Written problem:
Repeat the listing below word for word, leaving out the pictures.

..............................

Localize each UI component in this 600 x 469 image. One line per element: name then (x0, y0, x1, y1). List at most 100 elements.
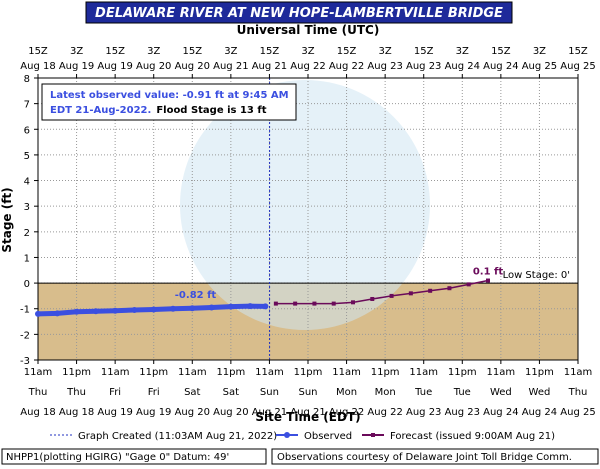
x-tick-label: 11pm (216, 367, 245, 378)
x-tick-label: Aug 18 (59, 407, 94, 418)
x-tick-label: Sun (298, 387, 317, 398)
x2-tick-label: 3Z (70, 46, 83, 57)
forecast-point (312, 301, 317, 306)
y-tick-label: 2 (24, 228, 30, 239)
x-tick-label: Mon (375, 387, 396, 398)
title-bar (85, 1, 513, 24)
x-tick-label: 11pm (448, 367, 477, 378)
observed-point (227, 303, 234, 310)
x-tick-label: 11pm (62, 367, 91, 378)
x-tick-label: 11pm (294, 367, 323, 378)
forecast-point (389, 293, 394, 298)
x-tick-label: Thu (28, 387, 48, 398)
observed-point (170, 305, 176, 312)
series-line (275, 279, 489, 305)
x-tick-label: Wed (529, 387, 551, 398)
y-tick-label: 5 (24, 151, 30, 162)
x2-axis-label: Universal Time (UTC) (237, 23, 380, 37)
x-tick-label: 11am (409, 367, 438, 378)
y-tick-label: -2 (20, 330, 30, 341)
x-tick-label: 11pm (525, 367, 554, 378)
x2-tick-label: Aug 22 (290, 61, 325, 72)
observed-point (150, 306, 157, 313)
x2-tick-label: 15Z (337, 46, 357, 57)
x-tick-label: 11am (332, 367, 361, 378)
forecast-point (447, 286, 452, 291)
x2-tick-label: Aug 18 (20, 61, 55, 72)
x-tick-label: 11am (255, 367, 284, 378)
x2-tick-label: 3Z (301, 46, 314, 57)
x-tick-label: Aug 23 (406, 407, 441, 418)
x-tick-label: Aug 18 (20, 407, 55, 418)
x2-tick-label: 15Z (491, 46, 511, 57)
y-tick-label: -3 (20, 356, 30, 367)
forecast-point (408, 291, 413, 296)
x-tick-label: 11am (101, 367, 130, 378)
x-tick-label: Aug 21 (290, 407, 325, 418)
x-tick-label: Aug 24 (522, 407, 557, 418)
plot-frame (37, 77, 579, 361)
y-tick-label: 7 (24, 100, 30, 111)
x2-tick-label: Aug 23 (406, 61, 441, 72)
x2-tick-label: Aug 24 (445, 61, 480, 72)
y-tick-label: 3 (24, 202, 30, 213)
legend-label: Observed (304, 431, 352, 442)
x-tick-label: Thu (66, 387, 86, 398)
x2-tick-label: Aug 25 (560, 61, 595, 72)
x2-tick-label: Aug 19 (97, 61, 132, 72)
forecast-point (428, 288, 433, 293)
x2-tick-label: 15Z (182, 46, 202, 57)
forecast-point (331, 301, 336, 306)
footer-box (1, 448, 267, 465)
observed-point (262, 303, 269, 310)
x-tick-label: Tue (453, 387, 471, 398)
forecast-point (370, 296, 375, 301)
legend-marker (284, 432, 290, 438)
legend-label: Forecast (issued 9:00AM Aug 21) (390, 431, 555, 442)
x2-tick-label: 3Z (224, 46, 237, 57)
legend-label: Graph Created (11:03AM Aug 21, 2022) (78, 431, 277, 442)
x-tick-label: 11pm (371, 367, 400, 378)
legend-marker (371, 433, 375, 437)
footer-text: Observations courtesy of Delaware Joint … (277, 452, 572, 463)
low-stage-label: Low Stage: 0' (503, 270, 570, 281)
footer-box (271, 448, 599, 465)
x-tick-label: Thu (568, 387, 588, 398)
observed-point (189, 305, 196, 312)
y-axis-label: Stage (ft) (0, 187, 14, 252)
x-tick-label: Aug 22 (329, 407, 364, 418)
x-tick-label: Aug 20 (175, 407, 210, 418)
x-tick-label: Mon (336, 387, 357, 398)
x2-tick-label: 3Z (533, 46, 546, 57)
info-flood: Flood Stage is 13 ft (156, 105, 266, 116)
observed-point (247, 303, 254, 310)
x-tick-label: Sat (223, 387, 239, 398)
x-tick-label: Fri (109, 387, 121, 398)
x2-tick-label: 15Z (105, 46, 125, 57)
x-tick-label: Aug 19 (97, 407, 132, 418)
footer-text: NHPP1(plotting HGIRG) "Gage 0" Datum: 49… (6, 452, 229, 463)
forecast-point (486, 278, 490, 283)
y-tick-label: -1 (20, 305, 30, 316)
x-tick-label: Sat (184, 387, 200, 398)
annotation: -0.82 ft (175, 290, 217, 301)
x-tick-label: Aug 22 (367, 407, 402, 418)
forecast-point (273, 301, 278, 306)
x-tick-label: Wed (490, 387, 512, 398)
observed-point (112, 307, 119, 314)
x2-tick-label: 15Z (414, 46, 434, 57)
x2-tick-label: 3Z (456, 46, 469, 57)
x2-tick-label: Aug 20 (175, 61, 210, 72)
info-text: EDT 21-Aug-2022. Flood Stage is 13 ft (50, 105, 267, 116)
x-tick-label: Fri (148, 387, 160, 398)
y-tick-label: 0 (24, 279, 30, 290)
noaa-watermark (180, 80, 430, 330)
x2-tick-label: Aug 22 (329, 61, 364, 72)
x-axis-label: Site Time (EDT) (255, 410, 360, 424)
x-tick-label: Aug 20 (213, 407, 248, 418)
observed-point (131, 307, 138, 314)
x-tick-label: Aug 24 (483, 407, 518, 418)
x2-tick-label: 15Z (28, 46, 48, 57)
y-tick-label: 1 (24, 253, 30, 264)
forecast-point (293, 301, 298, 306)
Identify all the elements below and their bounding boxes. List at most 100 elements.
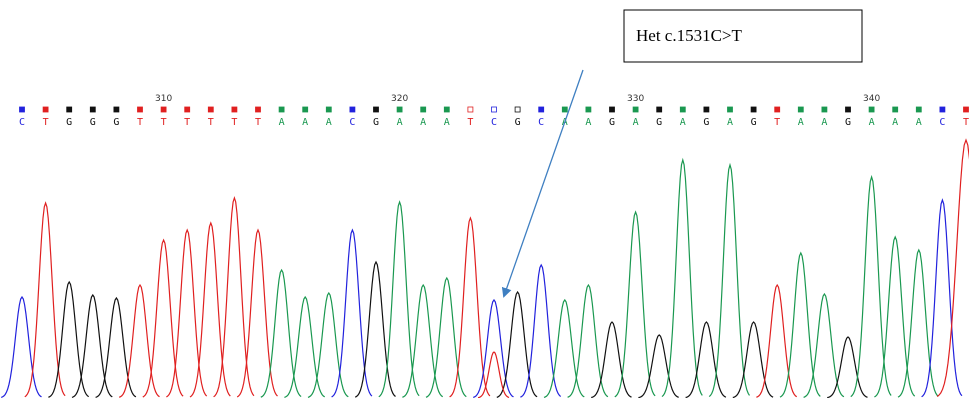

..............................

Response:
Localize each UI component in this 600 x 469 image. One line per element: name then (x0, y0, x1, y1). List at most 100 elements.
x-tick-label: 11pm (216, 367, 245, 378)
x-tick-label: Aug 18 (59, 407, 94, 418)
x-tick-label: Sun (298, 387, 317, 398)
x2-tick-label: 3Z (70, 46, 83, 57)
forecast-point (312, 301, 317, 306)
y-tick-label: 2 (24, 228, 30, 239)
x-tick-label: Mon (375, 387, 396, 398)
title-bar (85, 1, 513, 24)
x-tick-label: 11pm (448, 367, 477, 378)
observed-point (227, 303, 234, 310)
x-tick-label: 11pm (62, 367, 91, 378)
x-tick-label: 11pm (294, 367, 323, 378)
forecast-point (389, 293, 394, 298)
x-tick-label: Thu (28, 387, 48, 398)
observed-point (170, 305, 176, 312)
series-line (275, 279, 489, 305)
x-tick-label: Wed (529, 387, 551, 398)
y-tick-label: 5 (24, 151, 30, 162)
x2-axis-label: Universal Time (UTC) (237, 23, 380, 37)
x-tick-label: 11am (409, 367, 438, 378)
y-tick-label: -2 (20, 330, 30, 341)
x-tick-label: 11pm (525, 367, 554, 378)
x2-tick-label: Aug 22 (290, 61, 325, 72)
observed-point (150, 306, 157, 313)
x2-tick-label: 15Z (337, 46, 357, 57)
x-tick-label: 11am (332, 367, 361, 378)
forecast-point (447, 286, 452, 291)
x2-tick-label: Aug 18 (20, 61, 55, 72)
x-tick-label: 11am (255, 367, 284, 378)
x2-tick-label: 3Z (301, 46, 314, 57)
x-tick-label: Aug 23 (406, 407, 441, 418)
x-tick-label: Aug 18 (20, 407, 55, 418)
x2-tick-label: 15Z (491, 46, 511, 57)
y-tick-label: -3 (20, 356, 30, 367)
forecast-point (408, 291, 413, 296)
x-tick-label: 11am (101, 367, 130, 378)
x-tick-label: Aug 21 (290, 407, 325, 418)
x-tick-label: Aug 24 (522, 407, 557, 418)
plot-frame (37, 77, 579, 361)
y-tick-label: 7 (24, 100, 30, 111)
x2-tick-label: Aug 23 (406, 61, 441, 72)
x2-tick-label: Aug 24 (445, 61, 480, 72)
y-tick-label: 3 (24, 202, 30, 213)
legend-label: Observed (304, 431, 352, 442)
x-tick-label: Thu (66, 387, 86, 398)
x2-tick-label: Aug 25 (560, 61, 595, 72)
x2-tick-label: Aug 19 (97, 61, 132, 72)
forecast-point (428, 288, 433, 293)
x2-tick-label: 15Z (182, 46, 202, 57)
forecast-point (331, 301, 336, 306)
footer-box (1, 448, 267, 465)
observed-point (262, 303, 269, 310)
x-tick-label: Tue (453, 387, 471, 398)
forecast-point (370, 296, 375, 301)
legend-marker (284, 432, 290, 438)
legend-label: Forecast (issued 9:00AM Aug 21) (390, 431, 555, 442)
x2-tick-label: 3Z (224, 46, 237, 57)
legend-label: Graph Created (11:03AM Aug 21, 2022) (78, 431, 277, 442)
x-tick-label: 11pm (371, 367, 400, 378)
legend-marker (371, 433, 375, 437)
footer-text: Observations courtesy of Delaware Joint … (277, 452, 572, 463)
low-stage-label: Low Stage: 0' (503, 270, 570, 281)
footer-box (271, 448, 599, 465)
x-tick-label: Thu (568, 387, 588, 398)
observed-point (189, 305, 196, 312)
y-axis-label: Stage (ft) (0, 187, 14, 252)
x-tick-label: Aug 22 (329, 407, 364, 418)
x-tick-label: Aug 20 (175, 407, 210, 418)
x-tick-label: Mon (336, 387, 357, 398)
x2-tick-label: 3Z (533, 46, 546, 57)
info-flood: Flood Stage is 13 ft (156, 105, 266, 116)
observed-point (247, 303, 254, 310)
x-tick-label: Sat (223, 387, 239, 398)
x-tick-label: Fri (109, 387, 121, 398)
x2-tick-label: 15Z (105, 46, 125, 57)
x-tick-label: Aug 19 (97, 407, 132, 418)
footer-text: NHPP1(plotting HGIRG) "Gage 0" Datum: 49… (6, 452, 229, 463)
forecast-point (486, 278, 490, 283)
y-tick-label: -1 (20, 305, 30, 316)
x-tick-label: Sat (184, 387, 200, 398)
annotation: -0.82 ft (175, 290, 217, 301)
x-tick-label: Aug 22 (367, 407, 402, 418)
forecast-point (273, 301, 278, 306)
x-tick-label: Wed (490, 387, 512, 398)
observed-point (112, 307, 119, 314)
x2-tick-label: 15Z (414, 46, 434, 57)
x2-tick-label: 3Z (456, 46, 469, 57)
x2-tick-label: Aug 20 (175, 61, 210, 72)
info-text: EDT 21-Aug-2022. Flood Stage is 13 ft (50, 105, 267, 116)
x-tick-label: Fri (148, 387, 160, 398)
y-tick-label: 0 (24, 279, 30, 290)
noaa-watermark (180, 80, 430, 330)
x2-tick-label: Aug 22 (329, 61, 364, 72)
x-axis-label: Site Time (EDT) (255, 410, 360, 424)
x-tick-label: Aug 20 (213, 407, 248, 418)
observed-point (131, 307, 138, 314)
x-tick-label: Aug 24 (483, 407, 518, 418)
x2-tick-label: 15Z (28, 46, 48, 57)
y-tick-label: 1 (24, 253, 30, 264)
forecast-point (293, 301, 298, 306)
Identify all the elements below and their bounding boxes. List at most 100 elements.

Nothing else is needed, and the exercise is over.